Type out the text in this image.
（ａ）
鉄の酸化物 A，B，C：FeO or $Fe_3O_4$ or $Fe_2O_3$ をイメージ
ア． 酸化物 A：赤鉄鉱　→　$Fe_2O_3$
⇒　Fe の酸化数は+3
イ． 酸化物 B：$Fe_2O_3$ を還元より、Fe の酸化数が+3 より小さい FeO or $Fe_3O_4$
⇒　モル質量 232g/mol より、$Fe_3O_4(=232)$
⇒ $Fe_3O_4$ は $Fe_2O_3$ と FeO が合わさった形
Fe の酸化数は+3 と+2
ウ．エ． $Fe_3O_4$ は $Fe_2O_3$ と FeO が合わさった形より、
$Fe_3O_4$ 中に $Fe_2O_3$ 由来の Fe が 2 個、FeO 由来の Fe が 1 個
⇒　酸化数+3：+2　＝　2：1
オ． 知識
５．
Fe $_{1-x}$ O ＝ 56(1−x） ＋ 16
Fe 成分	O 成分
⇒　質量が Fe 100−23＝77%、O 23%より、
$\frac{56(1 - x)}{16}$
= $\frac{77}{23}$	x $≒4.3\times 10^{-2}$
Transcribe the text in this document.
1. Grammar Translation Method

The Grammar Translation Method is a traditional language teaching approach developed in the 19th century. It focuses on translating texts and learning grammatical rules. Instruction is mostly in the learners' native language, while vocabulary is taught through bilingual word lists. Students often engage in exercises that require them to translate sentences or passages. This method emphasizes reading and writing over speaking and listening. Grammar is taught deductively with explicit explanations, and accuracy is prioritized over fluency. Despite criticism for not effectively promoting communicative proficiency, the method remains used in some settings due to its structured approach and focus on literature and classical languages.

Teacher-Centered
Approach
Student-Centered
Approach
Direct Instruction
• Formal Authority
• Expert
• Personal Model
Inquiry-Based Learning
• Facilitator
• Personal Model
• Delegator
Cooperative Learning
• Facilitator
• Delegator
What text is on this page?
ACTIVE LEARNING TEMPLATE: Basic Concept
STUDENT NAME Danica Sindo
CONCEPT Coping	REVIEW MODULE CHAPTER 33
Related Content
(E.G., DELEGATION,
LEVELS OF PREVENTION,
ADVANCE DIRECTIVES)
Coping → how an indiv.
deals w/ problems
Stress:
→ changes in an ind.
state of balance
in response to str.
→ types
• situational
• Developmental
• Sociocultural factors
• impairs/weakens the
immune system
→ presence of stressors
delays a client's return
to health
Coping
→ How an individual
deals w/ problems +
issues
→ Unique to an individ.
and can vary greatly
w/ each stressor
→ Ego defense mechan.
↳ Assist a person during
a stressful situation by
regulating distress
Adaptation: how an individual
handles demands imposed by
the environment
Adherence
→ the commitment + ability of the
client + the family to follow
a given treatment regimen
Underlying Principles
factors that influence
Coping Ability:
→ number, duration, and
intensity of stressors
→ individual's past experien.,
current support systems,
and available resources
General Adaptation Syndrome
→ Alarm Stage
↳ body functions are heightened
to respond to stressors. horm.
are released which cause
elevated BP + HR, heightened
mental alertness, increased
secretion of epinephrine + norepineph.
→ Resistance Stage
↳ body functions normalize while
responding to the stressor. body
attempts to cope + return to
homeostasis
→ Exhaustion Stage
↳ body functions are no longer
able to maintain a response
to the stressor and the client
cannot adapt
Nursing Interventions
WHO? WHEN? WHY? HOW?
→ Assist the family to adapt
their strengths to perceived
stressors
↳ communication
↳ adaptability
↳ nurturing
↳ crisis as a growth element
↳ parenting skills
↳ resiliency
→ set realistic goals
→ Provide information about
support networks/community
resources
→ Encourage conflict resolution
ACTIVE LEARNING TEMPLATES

****************

Directive = Reproduce the lines word for word, starting at the one holding "What text is on this page?" and ending at the final line of the material above.

Output below =
What text is on this page?
ACTIVE LEARNING TEMPLATE: Basic Concept
STUDENT NAME Danica Sindo
CONCEPT Coping	REVIEW MODULE CHAPTER 33
Related Content
(E.G., DELEGATION,
LEVELS OF PREVENTION,
ADVANCE DIRECTIVES)
Coping → how an indiv.
deals w/ problems
Stress:
→ changes in an ind.
state of balance
in response to str.
→ types
• situational
• Developmental
• Sociocultural factors
• impairs/weakens the
immune system
→ presence of stressors
delays a client's return
to health
Coping
→ How an individual
deals w/ problems +
issues
→ Unique to an individ.
and can vary greatly
w/ each stressor
→ Ego defense mechan.
↳ Assist a person during
a stressful situation by
regulating distress
Adaptation: how an individual
handles demands imposed by
the environment
Adherence
→ the commitment + ability of the
client + the family to follow
a given treatment regimen
Underlying Principles
factors that influence
Coping Ability:
→ number, duration, and
intensity of stressors
→ individual's past experien.,
current support systems,
and available resources
General Adaptation Syndrome
→ Alarm Stage
↳ body functions are heightened
to respond to stressors. horm.
are released which cause
elevated BP + HR, heightened
mental alertness, increased
secretion of epinephrine + norepineph.
→ Resistance Stage
↳ body functions normalize while
responding to the stressor. body
attempts to cope + return to
homeostasis
→ Exhaustion Stage
↳ body functions are no longer
able to maintain a response
to the stressor and the client
cannot adapt
Nursing Interventions
WHO? WHEN? WHY? HOW?
→ Assist the family to adapt
their strengths to perceived
stressors
↳ communication
↳ adaptability
↳ nurturing
↳ crisis as a growth element
↳ parenting skills
↳ resiliency
→ set realistic goals
→ Provide information about
support networks/community
resources
→ Encourage conflict resolution
ACTIVE LEARNING TEMPLATES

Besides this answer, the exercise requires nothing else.